● **The exercise**: Quote every line as given.

*** Data for processing

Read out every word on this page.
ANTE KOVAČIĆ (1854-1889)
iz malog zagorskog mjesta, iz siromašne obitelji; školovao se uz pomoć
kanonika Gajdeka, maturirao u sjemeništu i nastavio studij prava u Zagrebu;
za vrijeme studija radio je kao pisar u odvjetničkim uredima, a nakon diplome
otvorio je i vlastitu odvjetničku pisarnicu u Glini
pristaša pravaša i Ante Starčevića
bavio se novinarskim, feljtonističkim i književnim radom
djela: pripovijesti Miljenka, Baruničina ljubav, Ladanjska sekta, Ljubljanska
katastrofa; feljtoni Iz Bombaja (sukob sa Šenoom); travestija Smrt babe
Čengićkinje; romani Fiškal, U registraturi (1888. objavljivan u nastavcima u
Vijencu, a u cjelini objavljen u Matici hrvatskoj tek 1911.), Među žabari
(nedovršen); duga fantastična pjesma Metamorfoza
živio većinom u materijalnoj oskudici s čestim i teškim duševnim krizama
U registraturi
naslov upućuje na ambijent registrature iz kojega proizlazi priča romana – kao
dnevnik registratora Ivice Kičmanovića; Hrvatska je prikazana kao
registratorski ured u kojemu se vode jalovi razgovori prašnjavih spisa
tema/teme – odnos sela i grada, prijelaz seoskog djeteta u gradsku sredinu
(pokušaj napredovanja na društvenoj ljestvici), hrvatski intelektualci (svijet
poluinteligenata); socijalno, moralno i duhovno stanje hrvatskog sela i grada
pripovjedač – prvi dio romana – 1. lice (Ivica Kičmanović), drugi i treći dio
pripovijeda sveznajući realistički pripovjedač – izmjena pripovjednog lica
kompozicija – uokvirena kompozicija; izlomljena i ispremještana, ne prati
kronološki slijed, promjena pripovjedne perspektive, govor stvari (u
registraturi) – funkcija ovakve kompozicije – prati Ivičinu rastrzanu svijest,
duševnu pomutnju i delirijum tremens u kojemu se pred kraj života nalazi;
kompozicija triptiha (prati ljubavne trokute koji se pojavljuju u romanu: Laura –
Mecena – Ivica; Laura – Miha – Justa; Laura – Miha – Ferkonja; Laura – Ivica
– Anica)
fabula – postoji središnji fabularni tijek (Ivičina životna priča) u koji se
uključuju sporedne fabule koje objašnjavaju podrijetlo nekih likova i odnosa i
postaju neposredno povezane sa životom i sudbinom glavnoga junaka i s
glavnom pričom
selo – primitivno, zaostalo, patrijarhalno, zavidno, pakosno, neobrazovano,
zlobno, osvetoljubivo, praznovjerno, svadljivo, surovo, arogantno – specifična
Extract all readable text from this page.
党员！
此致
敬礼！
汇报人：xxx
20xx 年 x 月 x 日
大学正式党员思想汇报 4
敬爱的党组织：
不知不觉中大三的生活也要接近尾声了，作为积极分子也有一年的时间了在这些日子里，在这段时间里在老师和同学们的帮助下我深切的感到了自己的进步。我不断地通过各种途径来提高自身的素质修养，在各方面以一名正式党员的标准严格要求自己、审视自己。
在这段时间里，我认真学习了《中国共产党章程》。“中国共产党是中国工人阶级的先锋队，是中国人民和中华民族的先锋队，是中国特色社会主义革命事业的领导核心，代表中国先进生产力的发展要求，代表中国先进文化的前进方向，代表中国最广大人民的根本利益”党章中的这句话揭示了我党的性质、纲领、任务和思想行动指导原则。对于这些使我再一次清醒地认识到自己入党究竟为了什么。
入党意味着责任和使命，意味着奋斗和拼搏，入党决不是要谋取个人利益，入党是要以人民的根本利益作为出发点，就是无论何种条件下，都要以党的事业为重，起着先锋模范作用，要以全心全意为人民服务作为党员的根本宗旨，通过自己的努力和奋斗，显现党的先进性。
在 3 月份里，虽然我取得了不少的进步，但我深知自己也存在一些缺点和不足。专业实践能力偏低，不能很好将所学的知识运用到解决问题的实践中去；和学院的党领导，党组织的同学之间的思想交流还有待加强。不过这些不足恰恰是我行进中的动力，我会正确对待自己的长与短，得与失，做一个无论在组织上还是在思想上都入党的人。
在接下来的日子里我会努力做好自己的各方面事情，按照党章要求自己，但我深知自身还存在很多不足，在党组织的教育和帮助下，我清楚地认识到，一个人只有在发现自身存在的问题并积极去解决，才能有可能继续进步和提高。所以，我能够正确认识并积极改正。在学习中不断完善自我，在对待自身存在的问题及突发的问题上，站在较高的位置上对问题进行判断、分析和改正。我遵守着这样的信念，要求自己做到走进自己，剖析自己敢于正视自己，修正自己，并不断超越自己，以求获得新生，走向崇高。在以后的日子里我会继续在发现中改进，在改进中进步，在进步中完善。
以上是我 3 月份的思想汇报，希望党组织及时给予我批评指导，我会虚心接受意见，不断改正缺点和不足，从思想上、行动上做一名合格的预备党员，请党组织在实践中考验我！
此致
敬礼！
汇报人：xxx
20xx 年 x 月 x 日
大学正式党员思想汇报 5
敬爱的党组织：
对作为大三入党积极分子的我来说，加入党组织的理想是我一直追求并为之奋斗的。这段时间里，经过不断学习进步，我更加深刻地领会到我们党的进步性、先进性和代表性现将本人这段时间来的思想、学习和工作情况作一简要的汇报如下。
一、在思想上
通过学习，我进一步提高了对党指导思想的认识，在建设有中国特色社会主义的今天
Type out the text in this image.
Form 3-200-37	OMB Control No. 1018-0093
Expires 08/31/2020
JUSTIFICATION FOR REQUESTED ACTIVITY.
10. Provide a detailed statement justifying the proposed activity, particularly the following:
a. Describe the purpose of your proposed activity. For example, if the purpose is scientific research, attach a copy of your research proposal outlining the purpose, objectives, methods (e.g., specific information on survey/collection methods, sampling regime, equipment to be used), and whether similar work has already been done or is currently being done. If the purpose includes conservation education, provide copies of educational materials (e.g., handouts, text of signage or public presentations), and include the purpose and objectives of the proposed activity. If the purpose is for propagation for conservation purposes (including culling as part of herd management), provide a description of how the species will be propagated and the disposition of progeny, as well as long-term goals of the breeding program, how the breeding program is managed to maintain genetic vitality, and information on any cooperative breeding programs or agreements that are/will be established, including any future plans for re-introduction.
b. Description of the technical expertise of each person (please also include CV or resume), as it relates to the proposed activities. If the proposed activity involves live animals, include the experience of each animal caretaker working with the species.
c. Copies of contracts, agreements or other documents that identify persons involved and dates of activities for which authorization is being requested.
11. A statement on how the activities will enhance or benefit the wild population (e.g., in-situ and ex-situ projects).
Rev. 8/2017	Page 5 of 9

******

● **Final result**:
Read out every word on this page.
ANTE KOVAČIĆ (1854-1889)
iz malog zagorskog mjesta, iz siromašne obitelji; školovao se uz pomoć
kanonika Gajdeka, maturirao u sjemeništu i nastavio studij prava u Zagrebu;
za vrijeme studija radio je kao pisar u odvjetničkim uredima, a nakon diplome
otvorio je i vlastitu odvjetničku pisarnicu u Glini
pristaša pravaša i Ante Starčevića
bavio se novinarskim, feljtonističkim i književnim radom
djela: pripovijesti Miljenka, Baruničina ljubav, Ladanjska sekta, Ljubljanska
katastrofa; feljtoni Iz Bombaja (sukob sa Šenoom); travestija Smrt babe
Čengićkinje; romani Fiškal, U registraturi (1888. objavljivan u nastavcima u
Vijencu, a u cjelini objavljen u Matici hrvatskoj tek 1911.), Među žabari
(nedovršen); duga fantastična pjesma Metamorfoza
živio većinom u materijalnoj oskudici s čestim i teškim duševnim krizama
U registraturi
naslov upućuje na ambijent registrature iz kojega proizlazi priča romana – kao
dnevnik registratora Ivice Kičmanovića; Hrvatska je prikazana kao
registratorski ured u kojemu se vode jalovi razgovori prašnjavih spisa
tema/teme – odnos sela i grada, prijelaz seoskog djeteta u gradsku sredinu
(pokušaj napredovanja na društvenoj ljestvici), hrvatski intelektualci (svijet
poluinteligenata); socijalno, moralno i duhovno stanje hrvatskog sela i grada
pripovjedač – prvi dio romana – 1. lice (Ivica Kičmanović), drugi i treći dio
pripovijeda sveznajući realistički pripovjedač – izmjena pripovjednog lica
kompozicija – uokvirena kompozicija; izlomljena i ispremještana, ne prati
kronološki slijed, promjena pripovjedne perspektive, govor stvari (u
registraturi) – funkcija ovakve kompozicije – prati Ivičinu rastrzanu svijest,
duševnu pomutnju i delirijum tremens u kojemu se pred kraj života nalazi;
kompozicija triptiha (prati ljubavne trokute koji se pojavljuju u romanu: Laura –
Mecena – Ivica; Laura – Miha – Justa; Laura – Miha – Ferkonja; Laura – Ivica
– Anica)
fabula – postoji središnji fabularni tijek (Ivičina životna priča) u koji se
uključuju sporedne fabule koje objašnjavaju podrijetlo nekih likova i odnosa i
postaju neposredno povezane sa životom i sudbinom glavnoga junaka i s
glavnom pričom
selo – primitivno, zaostalo, patrijarhalno, zavidno, pakosno, neobrazovano,
zlobno, osvetoljubivo, praznovjerno, svadljivo, surovo, arogantno – specifična
Extract all readable text from this page.
党员！
此致
敬礼！
汇报人：xxx
20xx 年 x 月 x 日
大学正式党员思想汇报 4
敬爱的党组织：
不知不觉中大三的生活也要接近尾声了，作为积极分子也有一年的时间了在这些日子里，在这段时间里在老师和同学们的帮助下我深切的感到了自己的进步。我不断地通过各种途径来提高自身的素质修养，在各方面以一名正式党员的标准严格要求自己、审视自己。
在这段时间里，我认真学习了《中国共产党章程》。“中国共产党是中国工人阶级的先锋队，是中国人民和中华民族的先锋队，是中国特色社会主义革命事业的领导核心，代表中国先进生产力的发展要求，代表中国先进文化的前进方向，代表中国最广大人民的根本利益”党章中的这句话揭示了我党的性质、纲领、任务和思想行动指导原则。对于这些使我再一次清醒地认识到自己入党究竟为了什么。
入党意味着责任和使命，意味着奋斗和拼搏，入党决不是要谋取个人利益，入党是要以人民的根本利益作为出发点，就是无论何种条件下，都要以党的事业为重，起着先锋模范作用，要以全心全意为人民服务作为党员的根本宗旨，通过自己的努力和奋斗，显现党的先进性。
在 3 月份里，虽然我取得了不少的进步，但我深知自己也存在一些缺点和不足。专业实践能力偏低，不能很好将所学的知识运用到解决问题的实践中去；和学院的党领导，党组织的同学之间的思想交流还有待加强。不过这些不足恰恰是我行进中的动力，我会正确对待自己的长与短，得与失，做一个无论在组织上还是在思想上都入党的人。
在接下来的日子里我会努力做好自己的各方面事情，按照党章要求自己，但我深知自身还存在很多不足，在党组织的教育和帮助下，我清楚地认识到，一个人只有在发现自身存在的问题并积极去解决，才能有可能继续进步和提高。所以，我能够正确认识并积极改正。在学习中不断完善自我，在对待自身存在的问题及突发的问题上，站在较高的位置上对问题进行判断、分析和改正。我遵守着这样的信念，要求自己做到走进自己，剖析自己敢于正视自己，修正自己，并不断超越自己，以求获得新生，走向崇高。在以后的日子里我会继续在发现中改进，在改进中进步，在进步中完善。
以上是我 3 月份的思想汇报，希望党组织及时给予我批评指导，我会虚心接受意见，不断改正缺点和不足，从思想上、行动上做一名合格的预备党员，请党组织在实践中考验我！
此致
敬礼！
汇报人：xxx
20xx 年 x 月 x 日
大学正式党员思想汇报 5
敬爱的党组织：
对作为大三入党积极分子的我来说，加入党组织的理想是我一直追求并为之奋斗的。这段时间里，经过不断学习进步，我更加深刻地领会到我们党的进步性、先进性和代表性现将本人这段时间来的思想、学习和工作情况作一简要的汇报如下。
一、在思想上
通过学习，我进一步提高了对党指导思想的认识，在建设有中国特色社会主义的今天
Type out the text in this image.
Form 3-200-37	OMB Control No. 1018-0093
Expires 08/31/2020
JUSTIFICATION FOR REQUESTED ACTIVITY.
10. Provide a detailed statement justifying the proposed activity, particularly the following:
a. Describe the purpose of your proposed activity. For example, if the purpose is scientific research, attach a copy of your research proposal outlining the purpose, objectives, methods (e.g., specific information on survey/collection methods, sampling regime, equipment to be used), and whether similar work has already been done or is currently being done. If the purpose includes conservation education, provide copies of educational materials (e.g., handouts, text of signage or public presentations), and include the purpose and objectives of the proposed activity. If the purpose is for propagation for conservation purposes (including culling as part of herd management), provide a description of how the species will be propagated and the disposition of progeny, as well as long-term goals of the breeding program, how the breeding program is managed to maintain genetic vitality, and information on any cooperative breeding programs or agreements that are/will be established, including any future plans for re-introduction.
b. Description of the technical expertise of each person (please also include CV or resume), as it relates to the proposed activities. If the proposed activity involves live animals, include the experience of each animal caretaker working with the species.
c. Copies of contracts, agreements or other documents that identify persons involved and dates of activities for which authorization is being requested.
11. A statement on how the activities will enhance or benefit the wild population (e.g., in-situ and ex-situ projects).
Rev. 8/2017	Page 5 of 9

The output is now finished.